Stored data
=-=-=
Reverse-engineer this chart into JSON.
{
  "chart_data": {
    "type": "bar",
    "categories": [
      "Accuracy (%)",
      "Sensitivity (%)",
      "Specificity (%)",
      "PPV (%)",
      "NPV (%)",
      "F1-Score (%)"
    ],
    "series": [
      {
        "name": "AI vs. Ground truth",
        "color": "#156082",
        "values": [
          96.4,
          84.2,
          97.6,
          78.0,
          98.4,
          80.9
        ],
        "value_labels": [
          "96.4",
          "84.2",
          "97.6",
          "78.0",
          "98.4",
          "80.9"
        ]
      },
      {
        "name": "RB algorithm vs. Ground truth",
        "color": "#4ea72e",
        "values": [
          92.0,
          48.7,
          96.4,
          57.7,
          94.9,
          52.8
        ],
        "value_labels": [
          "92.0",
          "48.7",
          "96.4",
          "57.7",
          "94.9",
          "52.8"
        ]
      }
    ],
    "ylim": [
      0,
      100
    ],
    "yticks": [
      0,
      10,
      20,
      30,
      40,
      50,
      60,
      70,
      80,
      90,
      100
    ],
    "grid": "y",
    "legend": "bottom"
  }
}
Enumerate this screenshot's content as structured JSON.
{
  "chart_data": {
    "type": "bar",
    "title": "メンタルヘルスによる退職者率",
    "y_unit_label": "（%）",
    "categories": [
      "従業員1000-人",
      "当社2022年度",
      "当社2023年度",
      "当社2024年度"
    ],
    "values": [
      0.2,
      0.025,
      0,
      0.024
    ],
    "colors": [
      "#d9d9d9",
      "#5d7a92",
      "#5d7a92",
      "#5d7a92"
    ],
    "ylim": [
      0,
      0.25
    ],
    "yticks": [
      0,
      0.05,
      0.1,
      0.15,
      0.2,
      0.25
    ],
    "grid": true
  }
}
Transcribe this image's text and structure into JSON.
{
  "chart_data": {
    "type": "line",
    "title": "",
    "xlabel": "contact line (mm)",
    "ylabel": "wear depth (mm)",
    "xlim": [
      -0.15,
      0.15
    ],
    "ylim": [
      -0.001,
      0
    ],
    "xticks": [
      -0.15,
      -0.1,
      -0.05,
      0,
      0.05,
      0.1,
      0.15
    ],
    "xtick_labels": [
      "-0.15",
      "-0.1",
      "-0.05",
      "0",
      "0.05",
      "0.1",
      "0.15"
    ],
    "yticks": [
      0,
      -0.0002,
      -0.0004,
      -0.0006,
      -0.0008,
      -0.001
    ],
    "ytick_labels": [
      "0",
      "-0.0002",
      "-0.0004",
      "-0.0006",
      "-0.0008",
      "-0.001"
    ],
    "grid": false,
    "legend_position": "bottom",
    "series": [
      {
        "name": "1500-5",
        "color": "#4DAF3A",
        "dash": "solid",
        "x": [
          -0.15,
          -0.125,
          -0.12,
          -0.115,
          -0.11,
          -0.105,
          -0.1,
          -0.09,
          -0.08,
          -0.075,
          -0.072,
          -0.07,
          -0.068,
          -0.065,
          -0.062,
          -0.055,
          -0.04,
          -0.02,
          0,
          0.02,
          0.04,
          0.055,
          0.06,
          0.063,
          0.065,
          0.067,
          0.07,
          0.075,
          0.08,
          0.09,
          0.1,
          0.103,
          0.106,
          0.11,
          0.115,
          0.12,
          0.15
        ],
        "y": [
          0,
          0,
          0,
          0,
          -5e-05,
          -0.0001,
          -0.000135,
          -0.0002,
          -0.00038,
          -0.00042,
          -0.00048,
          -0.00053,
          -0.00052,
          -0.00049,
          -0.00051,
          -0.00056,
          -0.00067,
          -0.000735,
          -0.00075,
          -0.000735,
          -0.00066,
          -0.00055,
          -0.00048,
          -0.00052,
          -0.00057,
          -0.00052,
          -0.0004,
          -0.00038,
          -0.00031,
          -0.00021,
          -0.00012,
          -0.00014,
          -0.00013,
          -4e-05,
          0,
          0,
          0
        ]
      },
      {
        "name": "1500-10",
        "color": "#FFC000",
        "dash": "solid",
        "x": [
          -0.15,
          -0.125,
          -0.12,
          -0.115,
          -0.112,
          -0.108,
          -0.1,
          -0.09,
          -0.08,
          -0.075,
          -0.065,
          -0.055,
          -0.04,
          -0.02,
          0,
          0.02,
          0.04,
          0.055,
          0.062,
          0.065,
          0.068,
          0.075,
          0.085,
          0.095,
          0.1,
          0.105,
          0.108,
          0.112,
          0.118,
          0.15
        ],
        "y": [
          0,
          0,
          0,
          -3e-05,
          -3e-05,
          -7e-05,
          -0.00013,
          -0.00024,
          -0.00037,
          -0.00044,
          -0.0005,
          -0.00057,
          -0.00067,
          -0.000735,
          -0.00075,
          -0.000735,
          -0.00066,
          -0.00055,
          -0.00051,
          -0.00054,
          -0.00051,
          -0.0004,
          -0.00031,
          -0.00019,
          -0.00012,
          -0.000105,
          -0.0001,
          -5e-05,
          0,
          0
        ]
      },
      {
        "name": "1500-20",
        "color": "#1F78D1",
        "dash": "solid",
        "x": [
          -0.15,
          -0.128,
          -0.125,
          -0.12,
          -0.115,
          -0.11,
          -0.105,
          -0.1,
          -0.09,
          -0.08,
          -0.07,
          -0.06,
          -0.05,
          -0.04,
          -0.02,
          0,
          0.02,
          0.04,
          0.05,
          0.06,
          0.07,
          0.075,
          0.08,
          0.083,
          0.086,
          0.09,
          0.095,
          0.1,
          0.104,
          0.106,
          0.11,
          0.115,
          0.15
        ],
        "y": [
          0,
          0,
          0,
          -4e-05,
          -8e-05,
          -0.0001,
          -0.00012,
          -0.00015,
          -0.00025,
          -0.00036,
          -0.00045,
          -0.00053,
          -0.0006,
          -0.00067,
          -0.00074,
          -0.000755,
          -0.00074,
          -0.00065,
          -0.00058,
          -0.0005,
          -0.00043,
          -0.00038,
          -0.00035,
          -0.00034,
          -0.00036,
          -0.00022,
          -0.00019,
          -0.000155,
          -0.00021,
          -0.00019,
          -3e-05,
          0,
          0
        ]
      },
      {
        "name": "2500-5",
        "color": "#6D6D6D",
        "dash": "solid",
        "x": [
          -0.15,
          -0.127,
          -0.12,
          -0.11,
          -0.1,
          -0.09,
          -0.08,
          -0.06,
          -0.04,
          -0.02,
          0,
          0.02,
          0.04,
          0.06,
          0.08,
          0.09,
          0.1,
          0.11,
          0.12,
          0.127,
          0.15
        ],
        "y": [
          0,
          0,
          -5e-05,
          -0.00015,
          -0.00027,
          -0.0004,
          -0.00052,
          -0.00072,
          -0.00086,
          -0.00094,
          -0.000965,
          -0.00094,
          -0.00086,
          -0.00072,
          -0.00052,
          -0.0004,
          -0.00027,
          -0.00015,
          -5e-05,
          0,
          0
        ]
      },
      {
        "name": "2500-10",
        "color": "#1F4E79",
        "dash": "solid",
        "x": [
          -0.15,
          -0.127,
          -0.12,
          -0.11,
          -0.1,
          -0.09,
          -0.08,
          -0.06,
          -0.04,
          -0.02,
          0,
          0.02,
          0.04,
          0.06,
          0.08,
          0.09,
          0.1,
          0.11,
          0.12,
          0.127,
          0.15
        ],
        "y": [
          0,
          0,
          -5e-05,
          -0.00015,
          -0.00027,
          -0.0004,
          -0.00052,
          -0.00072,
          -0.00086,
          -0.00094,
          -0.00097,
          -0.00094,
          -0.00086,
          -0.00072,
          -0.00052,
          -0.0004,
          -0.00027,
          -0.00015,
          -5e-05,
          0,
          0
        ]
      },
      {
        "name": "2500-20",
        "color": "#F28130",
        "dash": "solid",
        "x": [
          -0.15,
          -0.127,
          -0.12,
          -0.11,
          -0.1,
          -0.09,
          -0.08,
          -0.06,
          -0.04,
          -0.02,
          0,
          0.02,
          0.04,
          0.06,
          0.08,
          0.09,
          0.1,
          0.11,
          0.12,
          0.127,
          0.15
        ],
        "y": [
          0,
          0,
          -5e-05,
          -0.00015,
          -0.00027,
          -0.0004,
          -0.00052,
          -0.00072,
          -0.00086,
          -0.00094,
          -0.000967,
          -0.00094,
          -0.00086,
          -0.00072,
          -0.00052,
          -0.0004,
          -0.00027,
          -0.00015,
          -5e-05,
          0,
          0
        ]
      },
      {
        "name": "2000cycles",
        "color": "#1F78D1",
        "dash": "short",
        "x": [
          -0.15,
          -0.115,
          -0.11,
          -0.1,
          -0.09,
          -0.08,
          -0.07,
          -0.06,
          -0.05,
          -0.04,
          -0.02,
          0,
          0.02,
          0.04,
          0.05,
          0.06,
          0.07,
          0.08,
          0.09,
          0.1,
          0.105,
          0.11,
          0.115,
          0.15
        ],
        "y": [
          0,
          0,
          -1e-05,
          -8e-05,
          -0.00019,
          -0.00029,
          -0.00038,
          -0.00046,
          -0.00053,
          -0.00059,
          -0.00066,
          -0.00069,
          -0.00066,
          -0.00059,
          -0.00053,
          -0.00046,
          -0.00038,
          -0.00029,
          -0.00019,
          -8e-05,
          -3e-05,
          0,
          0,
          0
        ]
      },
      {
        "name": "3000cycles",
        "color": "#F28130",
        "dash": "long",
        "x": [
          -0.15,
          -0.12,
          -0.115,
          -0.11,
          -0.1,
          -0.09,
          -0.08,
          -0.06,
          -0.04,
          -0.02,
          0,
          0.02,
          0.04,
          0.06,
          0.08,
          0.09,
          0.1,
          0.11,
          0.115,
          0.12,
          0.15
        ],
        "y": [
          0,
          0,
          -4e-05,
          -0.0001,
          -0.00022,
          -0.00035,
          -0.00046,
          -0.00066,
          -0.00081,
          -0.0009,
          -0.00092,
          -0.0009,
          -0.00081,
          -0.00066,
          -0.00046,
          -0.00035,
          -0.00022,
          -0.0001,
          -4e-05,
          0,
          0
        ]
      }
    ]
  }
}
=-=-=
_Aim of the task_: Filter out all lines lacking the word "into" and copy the rest.

_Written response_:
Reverse-engineer this chart into JSON.
Transcribe this image's text and structure into JSON.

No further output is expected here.